What the task requires: Copy each line below that contains "State".

++++++

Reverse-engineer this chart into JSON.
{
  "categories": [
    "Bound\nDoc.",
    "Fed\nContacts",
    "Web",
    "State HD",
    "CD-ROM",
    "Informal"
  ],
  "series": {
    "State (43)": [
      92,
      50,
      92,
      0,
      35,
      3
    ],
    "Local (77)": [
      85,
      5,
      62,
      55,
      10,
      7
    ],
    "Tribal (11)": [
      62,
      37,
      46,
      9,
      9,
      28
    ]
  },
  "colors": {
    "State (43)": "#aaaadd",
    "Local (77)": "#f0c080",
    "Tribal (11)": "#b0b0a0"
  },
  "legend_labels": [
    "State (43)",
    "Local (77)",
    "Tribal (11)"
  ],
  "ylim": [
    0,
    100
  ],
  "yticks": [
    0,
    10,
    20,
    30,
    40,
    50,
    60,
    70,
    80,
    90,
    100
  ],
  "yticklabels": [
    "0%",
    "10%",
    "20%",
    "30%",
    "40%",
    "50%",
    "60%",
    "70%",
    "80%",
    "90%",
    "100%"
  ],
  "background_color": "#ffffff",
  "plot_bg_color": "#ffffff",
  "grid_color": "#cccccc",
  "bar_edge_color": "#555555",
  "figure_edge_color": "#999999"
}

++++++

Reply to the exercise:
    "State HD",
    "State (43)": [
    "State (43)": "#aaaadd",
    "State (43)",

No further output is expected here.